Short problem
From the entries below, pull out each line where "hour" appears.
┄┄┄┄┄┄┄┄┄┄┄┄┄┄┄┄┄┄┄┄
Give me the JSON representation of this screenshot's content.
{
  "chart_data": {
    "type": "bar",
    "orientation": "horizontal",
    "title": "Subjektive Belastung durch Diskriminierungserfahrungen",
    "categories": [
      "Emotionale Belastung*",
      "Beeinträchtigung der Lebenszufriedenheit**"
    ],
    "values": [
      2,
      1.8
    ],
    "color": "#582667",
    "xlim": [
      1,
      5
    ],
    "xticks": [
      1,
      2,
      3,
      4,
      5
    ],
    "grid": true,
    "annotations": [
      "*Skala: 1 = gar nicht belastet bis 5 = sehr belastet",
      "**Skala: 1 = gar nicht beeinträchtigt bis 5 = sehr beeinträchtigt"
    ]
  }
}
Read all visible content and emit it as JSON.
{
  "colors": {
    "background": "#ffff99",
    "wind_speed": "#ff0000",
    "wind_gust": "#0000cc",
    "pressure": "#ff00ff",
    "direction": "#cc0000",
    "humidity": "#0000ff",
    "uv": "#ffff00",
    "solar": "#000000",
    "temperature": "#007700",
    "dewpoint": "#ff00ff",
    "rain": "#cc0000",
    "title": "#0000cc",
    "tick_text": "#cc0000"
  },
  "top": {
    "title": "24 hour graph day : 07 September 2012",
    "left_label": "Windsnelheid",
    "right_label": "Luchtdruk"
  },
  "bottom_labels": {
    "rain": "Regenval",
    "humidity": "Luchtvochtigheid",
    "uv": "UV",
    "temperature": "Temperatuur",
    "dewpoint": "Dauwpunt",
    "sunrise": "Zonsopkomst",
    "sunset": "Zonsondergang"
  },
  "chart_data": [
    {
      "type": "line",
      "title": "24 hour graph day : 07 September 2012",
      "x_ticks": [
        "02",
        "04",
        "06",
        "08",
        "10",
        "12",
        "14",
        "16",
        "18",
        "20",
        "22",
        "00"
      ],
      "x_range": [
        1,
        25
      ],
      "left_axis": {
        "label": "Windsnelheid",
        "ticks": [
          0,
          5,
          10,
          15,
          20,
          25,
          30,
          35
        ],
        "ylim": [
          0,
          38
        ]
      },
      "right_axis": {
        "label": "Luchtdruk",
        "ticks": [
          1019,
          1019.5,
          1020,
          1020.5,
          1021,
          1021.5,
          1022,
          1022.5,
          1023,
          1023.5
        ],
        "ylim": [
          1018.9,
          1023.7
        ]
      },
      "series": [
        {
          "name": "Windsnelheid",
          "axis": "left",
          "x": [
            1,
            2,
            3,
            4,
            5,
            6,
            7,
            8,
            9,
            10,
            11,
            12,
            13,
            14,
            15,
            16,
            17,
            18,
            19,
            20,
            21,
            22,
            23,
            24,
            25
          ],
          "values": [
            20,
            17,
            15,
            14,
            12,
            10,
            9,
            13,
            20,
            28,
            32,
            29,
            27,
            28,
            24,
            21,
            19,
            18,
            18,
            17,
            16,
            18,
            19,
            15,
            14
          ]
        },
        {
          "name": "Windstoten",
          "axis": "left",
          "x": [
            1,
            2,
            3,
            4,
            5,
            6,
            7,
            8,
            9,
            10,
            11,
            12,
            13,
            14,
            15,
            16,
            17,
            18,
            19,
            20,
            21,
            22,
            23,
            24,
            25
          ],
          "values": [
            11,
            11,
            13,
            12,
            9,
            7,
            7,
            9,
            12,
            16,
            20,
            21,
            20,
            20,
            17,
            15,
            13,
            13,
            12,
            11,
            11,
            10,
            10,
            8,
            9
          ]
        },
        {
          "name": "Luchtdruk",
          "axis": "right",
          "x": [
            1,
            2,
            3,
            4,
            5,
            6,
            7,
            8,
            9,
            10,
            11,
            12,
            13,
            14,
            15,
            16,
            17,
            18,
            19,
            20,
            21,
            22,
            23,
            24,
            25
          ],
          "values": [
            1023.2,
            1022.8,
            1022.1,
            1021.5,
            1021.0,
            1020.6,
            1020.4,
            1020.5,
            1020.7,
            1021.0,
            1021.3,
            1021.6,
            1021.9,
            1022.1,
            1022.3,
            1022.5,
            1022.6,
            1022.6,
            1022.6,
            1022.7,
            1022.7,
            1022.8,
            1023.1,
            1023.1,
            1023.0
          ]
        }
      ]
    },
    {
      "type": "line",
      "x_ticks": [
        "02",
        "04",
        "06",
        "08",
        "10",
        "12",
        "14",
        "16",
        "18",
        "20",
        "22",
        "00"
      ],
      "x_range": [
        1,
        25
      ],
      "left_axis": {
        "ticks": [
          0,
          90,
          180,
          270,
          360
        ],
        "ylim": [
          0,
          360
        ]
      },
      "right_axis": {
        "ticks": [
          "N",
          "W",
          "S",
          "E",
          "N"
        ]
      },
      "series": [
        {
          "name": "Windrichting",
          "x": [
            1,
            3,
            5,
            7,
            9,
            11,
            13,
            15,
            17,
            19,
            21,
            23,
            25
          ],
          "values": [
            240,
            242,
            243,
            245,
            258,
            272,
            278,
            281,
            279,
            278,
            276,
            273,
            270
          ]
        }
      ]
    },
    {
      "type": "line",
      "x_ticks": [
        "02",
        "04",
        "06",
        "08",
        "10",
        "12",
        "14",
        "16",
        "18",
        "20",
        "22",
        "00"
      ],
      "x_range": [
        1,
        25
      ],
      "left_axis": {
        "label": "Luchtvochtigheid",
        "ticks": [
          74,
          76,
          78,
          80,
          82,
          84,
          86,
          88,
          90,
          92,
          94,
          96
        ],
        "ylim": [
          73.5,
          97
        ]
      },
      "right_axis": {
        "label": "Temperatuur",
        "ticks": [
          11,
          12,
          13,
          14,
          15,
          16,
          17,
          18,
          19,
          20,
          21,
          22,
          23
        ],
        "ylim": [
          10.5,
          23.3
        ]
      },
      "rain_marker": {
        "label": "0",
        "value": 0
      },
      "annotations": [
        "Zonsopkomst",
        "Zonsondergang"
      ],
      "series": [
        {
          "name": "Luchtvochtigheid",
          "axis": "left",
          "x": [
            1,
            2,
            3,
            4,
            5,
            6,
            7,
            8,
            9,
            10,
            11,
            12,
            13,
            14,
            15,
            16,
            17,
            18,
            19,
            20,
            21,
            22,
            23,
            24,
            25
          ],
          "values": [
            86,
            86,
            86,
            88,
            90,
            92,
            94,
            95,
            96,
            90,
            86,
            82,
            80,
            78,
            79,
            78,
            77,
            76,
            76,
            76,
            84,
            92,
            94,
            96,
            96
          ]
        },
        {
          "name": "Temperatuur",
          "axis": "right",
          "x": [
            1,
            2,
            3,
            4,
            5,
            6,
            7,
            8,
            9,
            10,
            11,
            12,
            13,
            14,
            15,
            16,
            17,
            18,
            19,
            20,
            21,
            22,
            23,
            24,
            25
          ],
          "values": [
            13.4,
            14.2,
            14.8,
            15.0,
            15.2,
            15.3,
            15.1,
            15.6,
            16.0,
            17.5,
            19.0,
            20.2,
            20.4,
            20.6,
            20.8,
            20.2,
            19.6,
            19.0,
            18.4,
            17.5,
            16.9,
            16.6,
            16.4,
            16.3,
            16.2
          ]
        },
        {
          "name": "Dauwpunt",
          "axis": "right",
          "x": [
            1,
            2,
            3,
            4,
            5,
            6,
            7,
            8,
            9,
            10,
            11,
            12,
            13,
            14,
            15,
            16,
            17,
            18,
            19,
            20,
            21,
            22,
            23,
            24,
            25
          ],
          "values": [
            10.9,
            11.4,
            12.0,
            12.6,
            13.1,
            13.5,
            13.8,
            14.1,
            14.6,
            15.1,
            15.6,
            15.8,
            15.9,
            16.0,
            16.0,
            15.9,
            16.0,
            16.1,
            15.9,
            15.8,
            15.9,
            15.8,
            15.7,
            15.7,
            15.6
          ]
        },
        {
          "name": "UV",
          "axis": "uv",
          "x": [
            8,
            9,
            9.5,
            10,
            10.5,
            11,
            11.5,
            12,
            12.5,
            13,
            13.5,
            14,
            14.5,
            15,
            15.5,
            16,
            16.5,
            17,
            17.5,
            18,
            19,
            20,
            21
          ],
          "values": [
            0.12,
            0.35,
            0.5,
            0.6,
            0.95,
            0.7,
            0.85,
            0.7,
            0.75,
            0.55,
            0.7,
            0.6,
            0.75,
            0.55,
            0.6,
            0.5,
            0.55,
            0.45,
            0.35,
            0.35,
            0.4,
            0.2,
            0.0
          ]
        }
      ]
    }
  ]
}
┄┄┄┄┄┄┄┄┄┄┄┄┄┄┄┄┄┄┄┄
Solved exercise
    "title": "24 hour graph day : 07 September 2012",
      "title": "24 hour graph day : 07 September 2012",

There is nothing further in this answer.